Instructions to follow ▸ Find how many lines in the data below include the word "subtitle", then write only that number.

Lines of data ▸
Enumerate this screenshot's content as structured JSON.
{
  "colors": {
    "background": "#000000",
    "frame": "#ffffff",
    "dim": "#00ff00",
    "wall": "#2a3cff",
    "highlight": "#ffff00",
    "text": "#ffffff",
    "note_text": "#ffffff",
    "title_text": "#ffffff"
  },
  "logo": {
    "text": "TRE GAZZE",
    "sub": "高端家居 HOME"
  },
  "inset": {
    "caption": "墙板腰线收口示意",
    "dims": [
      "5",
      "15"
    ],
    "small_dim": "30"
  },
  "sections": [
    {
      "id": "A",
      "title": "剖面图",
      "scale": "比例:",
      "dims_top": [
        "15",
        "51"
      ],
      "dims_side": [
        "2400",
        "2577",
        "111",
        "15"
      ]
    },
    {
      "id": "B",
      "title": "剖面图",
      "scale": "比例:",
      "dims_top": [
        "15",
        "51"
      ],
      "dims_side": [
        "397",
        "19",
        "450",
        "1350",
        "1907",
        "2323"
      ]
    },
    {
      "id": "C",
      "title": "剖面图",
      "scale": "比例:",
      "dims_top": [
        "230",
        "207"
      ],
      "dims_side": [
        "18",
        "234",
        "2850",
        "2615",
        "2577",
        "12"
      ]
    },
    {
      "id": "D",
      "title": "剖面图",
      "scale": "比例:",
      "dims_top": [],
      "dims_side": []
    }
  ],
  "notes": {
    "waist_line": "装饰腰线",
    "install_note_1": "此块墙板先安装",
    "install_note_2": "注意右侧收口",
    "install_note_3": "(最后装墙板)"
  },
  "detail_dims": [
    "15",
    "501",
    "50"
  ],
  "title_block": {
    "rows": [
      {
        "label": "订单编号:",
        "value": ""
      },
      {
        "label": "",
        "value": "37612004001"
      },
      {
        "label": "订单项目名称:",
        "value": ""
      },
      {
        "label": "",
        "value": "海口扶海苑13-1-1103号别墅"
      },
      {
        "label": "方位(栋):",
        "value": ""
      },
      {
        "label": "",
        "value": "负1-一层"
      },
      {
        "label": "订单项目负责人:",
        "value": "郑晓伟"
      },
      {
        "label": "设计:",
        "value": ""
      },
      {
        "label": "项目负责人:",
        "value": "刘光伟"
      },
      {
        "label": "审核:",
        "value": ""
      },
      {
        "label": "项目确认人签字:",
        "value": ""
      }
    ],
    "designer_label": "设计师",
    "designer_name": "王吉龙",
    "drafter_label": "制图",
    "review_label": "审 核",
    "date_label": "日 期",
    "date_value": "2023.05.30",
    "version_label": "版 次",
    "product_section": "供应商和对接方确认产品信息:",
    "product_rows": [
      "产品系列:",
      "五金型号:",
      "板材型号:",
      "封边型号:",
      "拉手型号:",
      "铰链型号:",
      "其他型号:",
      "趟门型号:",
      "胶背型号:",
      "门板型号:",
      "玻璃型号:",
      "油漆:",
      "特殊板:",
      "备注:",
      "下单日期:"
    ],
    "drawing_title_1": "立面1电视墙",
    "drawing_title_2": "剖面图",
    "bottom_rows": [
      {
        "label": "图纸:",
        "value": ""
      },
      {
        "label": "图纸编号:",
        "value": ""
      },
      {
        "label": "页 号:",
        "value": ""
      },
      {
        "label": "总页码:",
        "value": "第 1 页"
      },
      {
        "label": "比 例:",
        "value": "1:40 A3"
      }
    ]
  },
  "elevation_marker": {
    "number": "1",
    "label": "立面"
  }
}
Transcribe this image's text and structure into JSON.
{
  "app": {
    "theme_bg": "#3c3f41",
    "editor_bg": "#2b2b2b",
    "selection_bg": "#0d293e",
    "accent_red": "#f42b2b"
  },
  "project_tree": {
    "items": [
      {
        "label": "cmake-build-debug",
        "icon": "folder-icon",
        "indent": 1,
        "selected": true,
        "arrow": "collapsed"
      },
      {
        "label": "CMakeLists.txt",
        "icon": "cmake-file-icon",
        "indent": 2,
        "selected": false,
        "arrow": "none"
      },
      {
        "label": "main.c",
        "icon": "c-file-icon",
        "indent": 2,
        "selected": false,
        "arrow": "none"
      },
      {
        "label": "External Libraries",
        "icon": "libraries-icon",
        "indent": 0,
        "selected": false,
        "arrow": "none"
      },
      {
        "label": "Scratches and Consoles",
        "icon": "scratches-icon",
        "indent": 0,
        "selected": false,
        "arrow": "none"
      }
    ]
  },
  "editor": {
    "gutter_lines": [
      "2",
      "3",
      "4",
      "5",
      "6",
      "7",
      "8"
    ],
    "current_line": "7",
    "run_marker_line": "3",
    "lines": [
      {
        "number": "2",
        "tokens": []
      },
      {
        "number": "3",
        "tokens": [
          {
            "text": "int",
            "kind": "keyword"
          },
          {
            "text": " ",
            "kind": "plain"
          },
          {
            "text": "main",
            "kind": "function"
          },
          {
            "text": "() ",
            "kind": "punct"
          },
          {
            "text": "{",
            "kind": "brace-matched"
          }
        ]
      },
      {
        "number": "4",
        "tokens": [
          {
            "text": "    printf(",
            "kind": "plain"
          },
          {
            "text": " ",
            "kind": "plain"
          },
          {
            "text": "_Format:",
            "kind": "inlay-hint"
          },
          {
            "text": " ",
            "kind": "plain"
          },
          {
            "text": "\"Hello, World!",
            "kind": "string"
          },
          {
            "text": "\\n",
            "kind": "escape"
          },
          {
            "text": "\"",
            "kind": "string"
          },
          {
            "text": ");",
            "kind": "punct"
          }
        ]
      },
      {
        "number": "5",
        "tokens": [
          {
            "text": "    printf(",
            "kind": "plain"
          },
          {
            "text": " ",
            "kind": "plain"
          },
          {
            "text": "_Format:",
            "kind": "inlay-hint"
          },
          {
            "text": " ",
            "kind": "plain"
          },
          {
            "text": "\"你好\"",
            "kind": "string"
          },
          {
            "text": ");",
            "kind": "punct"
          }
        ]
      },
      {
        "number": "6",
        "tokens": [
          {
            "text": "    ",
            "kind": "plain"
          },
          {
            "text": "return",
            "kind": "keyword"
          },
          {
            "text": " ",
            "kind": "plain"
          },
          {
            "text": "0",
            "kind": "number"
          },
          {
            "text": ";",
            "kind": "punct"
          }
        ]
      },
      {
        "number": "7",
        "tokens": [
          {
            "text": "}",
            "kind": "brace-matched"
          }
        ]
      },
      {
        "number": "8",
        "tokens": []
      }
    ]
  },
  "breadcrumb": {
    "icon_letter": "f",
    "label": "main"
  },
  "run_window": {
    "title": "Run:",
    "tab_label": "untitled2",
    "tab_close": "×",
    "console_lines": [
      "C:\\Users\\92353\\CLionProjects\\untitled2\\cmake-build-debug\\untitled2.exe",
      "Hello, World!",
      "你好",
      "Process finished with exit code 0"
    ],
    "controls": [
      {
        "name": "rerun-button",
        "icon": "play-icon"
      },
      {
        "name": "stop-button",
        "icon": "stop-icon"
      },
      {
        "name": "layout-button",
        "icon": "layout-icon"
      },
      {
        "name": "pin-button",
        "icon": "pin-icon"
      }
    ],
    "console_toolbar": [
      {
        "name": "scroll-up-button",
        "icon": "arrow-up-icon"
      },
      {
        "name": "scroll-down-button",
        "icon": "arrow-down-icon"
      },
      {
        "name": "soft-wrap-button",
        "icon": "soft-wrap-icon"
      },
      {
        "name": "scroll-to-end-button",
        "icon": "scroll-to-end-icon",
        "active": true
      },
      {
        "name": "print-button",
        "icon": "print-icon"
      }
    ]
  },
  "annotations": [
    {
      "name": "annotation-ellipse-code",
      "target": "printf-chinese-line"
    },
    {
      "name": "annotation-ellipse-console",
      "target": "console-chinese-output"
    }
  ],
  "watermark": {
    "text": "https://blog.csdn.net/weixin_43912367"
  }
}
...
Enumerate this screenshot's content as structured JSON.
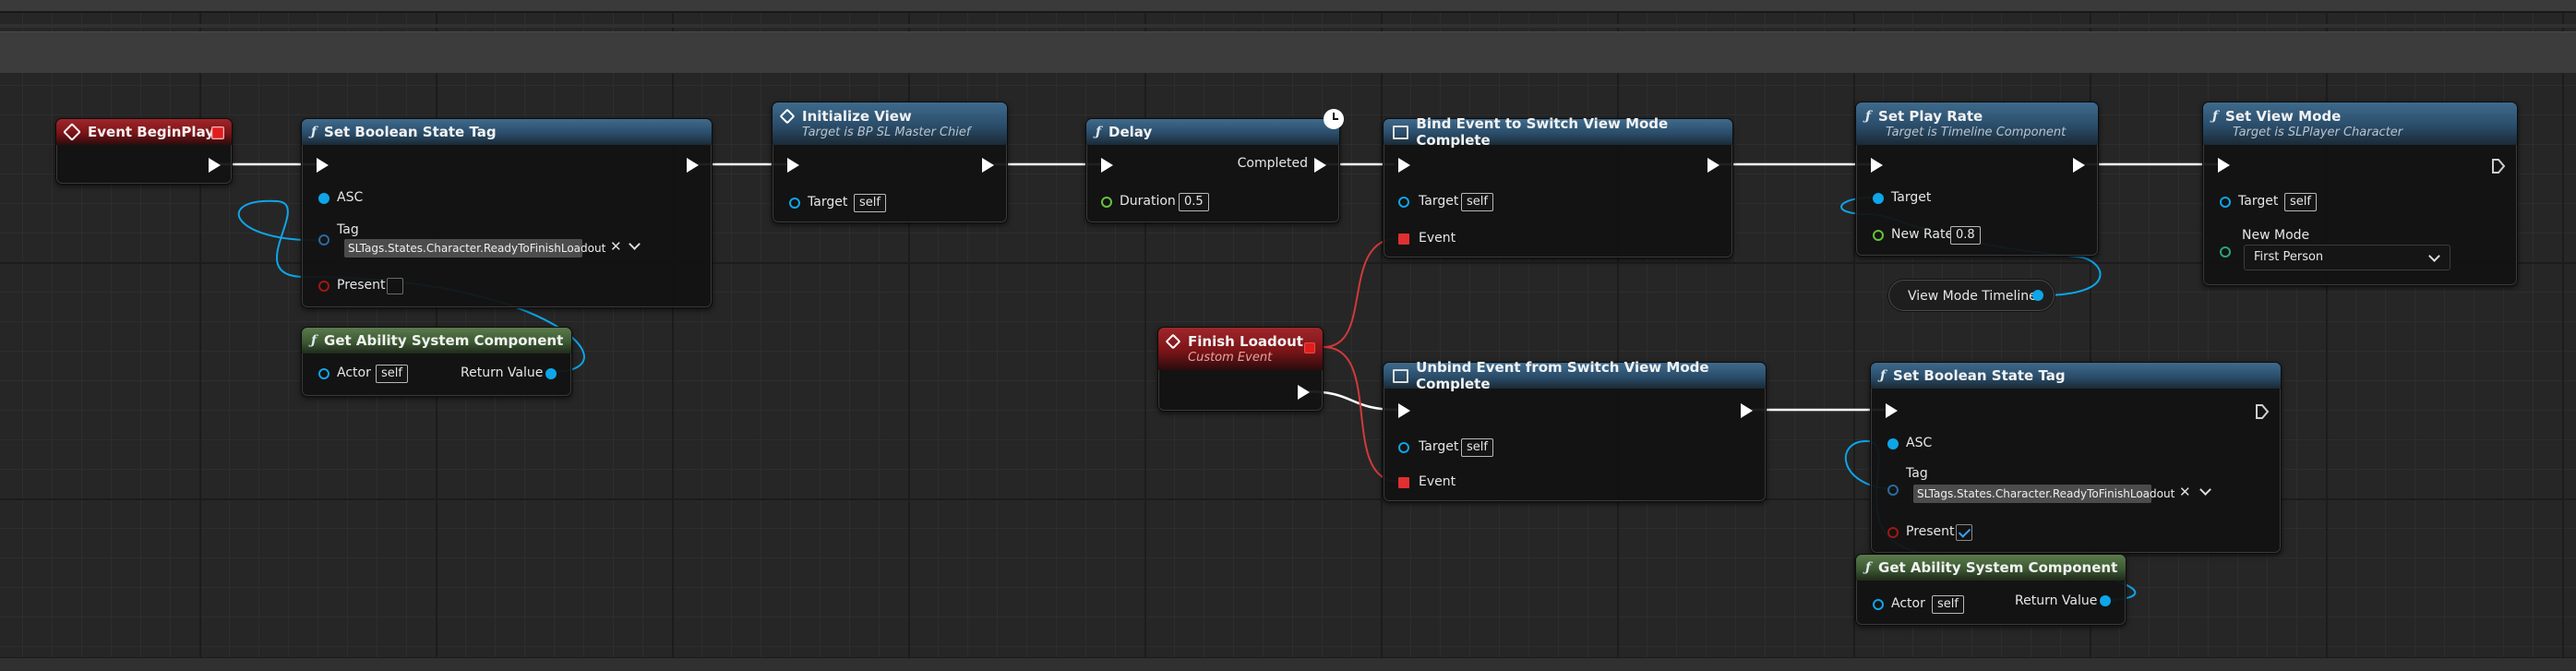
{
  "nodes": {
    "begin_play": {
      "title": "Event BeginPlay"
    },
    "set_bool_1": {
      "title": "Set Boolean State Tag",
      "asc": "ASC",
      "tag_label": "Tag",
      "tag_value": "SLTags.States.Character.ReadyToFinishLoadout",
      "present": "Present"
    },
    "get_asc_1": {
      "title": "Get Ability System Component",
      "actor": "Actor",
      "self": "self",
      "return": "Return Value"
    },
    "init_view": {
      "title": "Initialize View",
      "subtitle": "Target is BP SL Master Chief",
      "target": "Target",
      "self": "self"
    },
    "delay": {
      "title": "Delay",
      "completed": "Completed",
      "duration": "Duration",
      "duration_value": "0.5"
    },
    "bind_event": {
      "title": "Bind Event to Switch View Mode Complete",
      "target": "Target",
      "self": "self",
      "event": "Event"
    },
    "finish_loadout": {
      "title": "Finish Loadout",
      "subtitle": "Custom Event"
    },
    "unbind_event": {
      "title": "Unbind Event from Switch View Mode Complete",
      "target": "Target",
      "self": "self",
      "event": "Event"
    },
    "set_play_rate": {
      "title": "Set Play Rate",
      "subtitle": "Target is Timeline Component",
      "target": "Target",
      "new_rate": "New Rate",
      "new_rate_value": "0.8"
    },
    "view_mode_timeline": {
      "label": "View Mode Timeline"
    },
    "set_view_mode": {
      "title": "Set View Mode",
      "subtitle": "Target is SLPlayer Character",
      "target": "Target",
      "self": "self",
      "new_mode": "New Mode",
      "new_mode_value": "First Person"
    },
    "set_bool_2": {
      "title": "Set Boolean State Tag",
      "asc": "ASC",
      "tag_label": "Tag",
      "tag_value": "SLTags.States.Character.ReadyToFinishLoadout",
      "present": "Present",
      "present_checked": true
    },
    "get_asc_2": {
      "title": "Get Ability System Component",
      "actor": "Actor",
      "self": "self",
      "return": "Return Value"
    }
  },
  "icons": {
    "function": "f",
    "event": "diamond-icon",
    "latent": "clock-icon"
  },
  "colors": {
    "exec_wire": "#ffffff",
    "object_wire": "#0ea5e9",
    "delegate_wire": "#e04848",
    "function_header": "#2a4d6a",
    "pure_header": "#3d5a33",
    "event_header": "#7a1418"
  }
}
...
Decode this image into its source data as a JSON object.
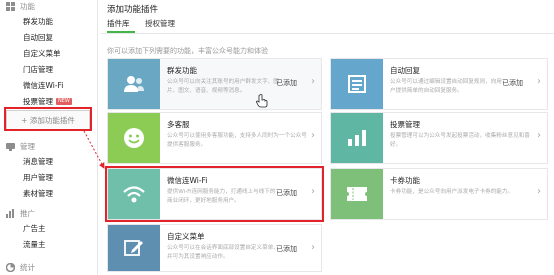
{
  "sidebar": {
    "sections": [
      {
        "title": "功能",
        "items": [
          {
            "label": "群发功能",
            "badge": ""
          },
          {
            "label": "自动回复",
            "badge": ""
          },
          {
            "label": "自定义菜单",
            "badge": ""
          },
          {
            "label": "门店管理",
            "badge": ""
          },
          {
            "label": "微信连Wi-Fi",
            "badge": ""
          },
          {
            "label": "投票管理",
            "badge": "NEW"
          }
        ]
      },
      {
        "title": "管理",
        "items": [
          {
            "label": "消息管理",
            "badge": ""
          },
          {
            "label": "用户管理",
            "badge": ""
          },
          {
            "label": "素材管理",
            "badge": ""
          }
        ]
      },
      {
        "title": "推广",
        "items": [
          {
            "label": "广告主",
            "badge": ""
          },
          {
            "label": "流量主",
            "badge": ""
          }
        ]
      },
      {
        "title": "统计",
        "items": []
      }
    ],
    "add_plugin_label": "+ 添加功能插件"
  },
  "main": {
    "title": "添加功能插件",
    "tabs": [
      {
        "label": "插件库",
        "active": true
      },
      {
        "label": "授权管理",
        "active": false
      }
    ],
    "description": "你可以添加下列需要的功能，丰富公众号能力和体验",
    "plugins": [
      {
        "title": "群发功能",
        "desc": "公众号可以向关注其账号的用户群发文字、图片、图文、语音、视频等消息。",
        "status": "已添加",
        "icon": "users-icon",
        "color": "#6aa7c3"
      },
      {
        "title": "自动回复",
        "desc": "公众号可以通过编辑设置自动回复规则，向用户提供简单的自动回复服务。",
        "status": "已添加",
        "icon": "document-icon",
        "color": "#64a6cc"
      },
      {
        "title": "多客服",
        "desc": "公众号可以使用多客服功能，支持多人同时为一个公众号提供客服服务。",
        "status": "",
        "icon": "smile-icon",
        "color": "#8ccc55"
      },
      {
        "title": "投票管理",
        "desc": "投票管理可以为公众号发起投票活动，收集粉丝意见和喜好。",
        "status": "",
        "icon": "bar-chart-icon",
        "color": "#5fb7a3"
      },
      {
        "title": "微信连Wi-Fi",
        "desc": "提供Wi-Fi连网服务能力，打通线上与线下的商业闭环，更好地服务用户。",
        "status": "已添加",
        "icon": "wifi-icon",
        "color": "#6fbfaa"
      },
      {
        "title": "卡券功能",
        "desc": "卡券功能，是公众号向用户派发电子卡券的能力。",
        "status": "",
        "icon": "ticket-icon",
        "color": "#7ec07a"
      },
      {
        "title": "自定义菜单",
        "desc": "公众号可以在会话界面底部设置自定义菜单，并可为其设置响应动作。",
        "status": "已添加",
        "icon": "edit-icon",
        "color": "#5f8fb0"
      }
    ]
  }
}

Solved exercise ▸ 4